SOURCE EXTRACT:
>>>
The draft is compared with History-Info because service-retargeting proposes parameters that can have *identical* information.  Both are *not* derived information.  If the proposed parameters were more like RFC 3087, we would be having that comparison discussion.

So, are you are proposing that service-retargeting drop information identical to History-Info and using something along the lines of a standardized "service=" parameter with values along the lines of RFC 3087?

Did I summarize your view correctly?

Mike


> -----Original Message-----
> From: sipping-bounces@ietf.org 
> [mailto:sipping-bounces@ietf.org] On Behalf Of Francois Audet
> Sent: Thursday, October 13, 2005 3:05 PM
> To: sipping
> Cc: Elwell, John
> Subject: RE: [Sipping] Re: 
> draft-elwell-sipping-service-retargeting-00.txt
> 
> Hi all,
> 
> Sorry to come late to the debate, but I was on vacation for a week.
> 
> I think one of the reason we are having difficulties with the 
> service retargeting draft is that people keep on comparing it 
> with History Info.
> 
> It would be much better to compare it with RFC 3087 "Control 
> of Service Context using SIP Request-URI".
> 
> As pointed out by many on the list, using service URIs is far 
> more accurate, predictable and flexible than relying on 
> "derived" information such as what is provided by 
> History-Info, when the intent is to access a specific service.
<<<
LISTED ENTRIES:
>>>
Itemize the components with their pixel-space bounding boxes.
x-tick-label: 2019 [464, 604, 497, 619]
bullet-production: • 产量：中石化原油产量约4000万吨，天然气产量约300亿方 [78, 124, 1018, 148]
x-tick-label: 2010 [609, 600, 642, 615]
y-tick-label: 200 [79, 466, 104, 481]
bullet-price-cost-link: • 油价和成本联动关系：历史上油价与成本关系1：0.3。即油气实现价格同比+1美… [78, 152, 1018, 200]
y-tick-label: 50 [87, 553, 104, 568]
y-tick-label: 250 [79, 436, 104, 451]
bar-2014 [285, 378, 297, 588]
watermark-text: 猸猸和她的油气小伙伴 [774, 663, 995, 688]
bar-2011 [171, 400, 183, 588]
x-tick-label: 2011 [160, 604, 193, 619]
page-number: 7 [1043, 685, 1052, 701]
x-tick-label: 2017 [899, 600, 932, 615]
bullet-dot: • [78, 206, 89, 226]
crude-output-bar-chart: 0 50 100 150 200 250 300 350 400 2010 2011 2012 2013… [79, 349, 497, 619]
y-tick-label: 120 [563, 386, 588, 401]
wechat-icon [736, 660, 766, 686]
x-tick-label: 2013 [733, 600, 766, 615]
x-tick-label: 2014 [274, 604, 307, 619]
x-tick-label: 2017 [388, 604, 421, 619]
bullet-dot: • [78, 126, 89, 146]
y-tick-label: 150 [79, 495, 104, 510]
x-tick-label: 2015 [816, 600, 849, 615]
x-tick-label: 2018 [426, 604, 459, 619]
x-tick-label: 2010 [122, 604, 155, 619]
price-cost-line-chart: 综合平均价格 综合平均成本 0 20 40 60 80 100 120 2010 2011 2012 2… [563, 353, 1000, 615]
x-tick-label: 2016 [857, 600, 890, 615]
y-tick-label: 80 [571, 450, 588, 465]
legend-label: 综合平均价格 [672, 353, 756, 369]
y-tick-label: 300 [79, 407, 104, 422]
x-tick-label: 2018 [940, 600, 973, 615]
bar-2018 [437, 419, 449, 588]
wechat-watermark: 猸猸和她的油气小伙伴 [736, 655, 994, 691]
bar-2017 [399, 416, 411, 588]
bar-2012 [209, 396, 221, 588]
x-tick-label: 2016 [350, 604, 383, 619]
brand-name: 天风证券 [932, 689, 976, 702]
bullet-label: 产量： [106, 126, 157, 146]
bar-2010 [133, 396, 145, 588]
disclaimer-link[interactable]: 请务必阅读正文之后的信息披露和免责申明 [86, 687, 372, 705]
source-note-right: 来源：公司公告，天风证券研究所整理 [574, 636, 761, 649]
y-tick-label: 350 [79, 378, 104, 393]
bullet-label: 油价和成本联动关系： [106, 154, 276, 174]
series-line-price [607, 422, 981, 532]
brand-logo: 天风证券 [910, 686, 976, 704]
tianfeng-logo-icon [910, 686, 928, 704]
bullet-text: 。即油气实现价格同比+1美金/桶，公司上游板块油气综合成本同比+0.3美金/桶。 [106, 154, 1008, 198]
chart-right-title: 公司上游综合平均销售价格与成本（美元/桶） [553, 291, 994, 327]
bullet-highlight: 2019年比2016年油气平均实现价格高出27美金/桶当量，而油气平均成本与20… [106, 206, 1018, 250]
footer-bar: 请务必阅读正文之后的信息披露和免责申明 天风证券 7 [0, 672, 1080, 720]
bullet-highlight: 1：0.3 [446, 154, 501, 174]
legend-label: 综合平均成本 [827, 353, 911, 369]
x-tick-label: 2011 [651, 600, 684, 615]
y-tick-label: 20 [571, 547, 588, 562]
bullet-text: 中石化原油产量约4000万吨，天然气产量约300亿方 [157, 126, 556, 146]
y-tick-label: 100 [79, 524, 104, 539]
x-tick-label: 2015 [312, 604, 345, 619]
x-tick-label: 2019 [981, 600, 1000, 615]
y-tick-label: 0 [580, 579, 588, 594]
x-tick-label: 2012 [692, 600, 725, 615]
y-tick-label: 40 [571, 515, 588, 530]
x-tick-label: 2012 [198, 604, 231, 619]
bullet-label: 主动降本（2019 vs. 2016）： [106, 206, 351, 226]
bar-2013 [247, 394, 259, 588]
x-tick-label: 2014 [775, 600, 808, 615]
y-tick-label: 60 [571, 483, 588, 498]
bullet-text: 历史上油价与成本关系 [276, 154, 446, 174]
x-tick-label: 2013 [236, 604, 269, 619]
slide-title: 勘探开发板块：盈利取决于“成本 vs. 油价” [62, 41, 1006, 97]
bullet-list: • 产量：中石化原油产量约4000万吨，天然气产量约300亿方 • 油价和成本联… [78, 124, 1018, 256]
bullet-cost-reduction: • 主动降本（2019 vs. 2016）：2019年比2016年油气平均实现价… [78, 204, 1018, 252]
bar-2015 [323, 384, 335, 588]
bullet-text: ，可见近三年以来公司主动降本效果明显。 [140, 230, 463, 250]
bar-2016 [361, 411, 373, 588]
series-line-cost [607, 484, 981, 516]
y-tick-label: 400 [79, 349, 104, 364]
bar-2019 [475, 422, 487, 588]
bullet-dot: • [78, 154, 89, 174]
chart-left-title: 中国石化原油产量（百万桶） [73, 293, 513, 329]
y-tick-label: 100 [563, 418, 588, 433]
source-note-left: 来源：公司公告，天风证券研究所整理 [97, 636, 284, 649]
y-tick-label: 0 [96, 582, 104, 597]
<<<
WHAT THIS TASK INVOLVES:
Please transcribe the email passage from "So, are you" up to and including "of RFC 3087?".

ANSWER TO THIS EXERCISE:
So, are you are proposing that service-retargeting drop information identical to History-Info and using something along the lines of a standardized "service=" parameter with values along the lines of RFC 3087?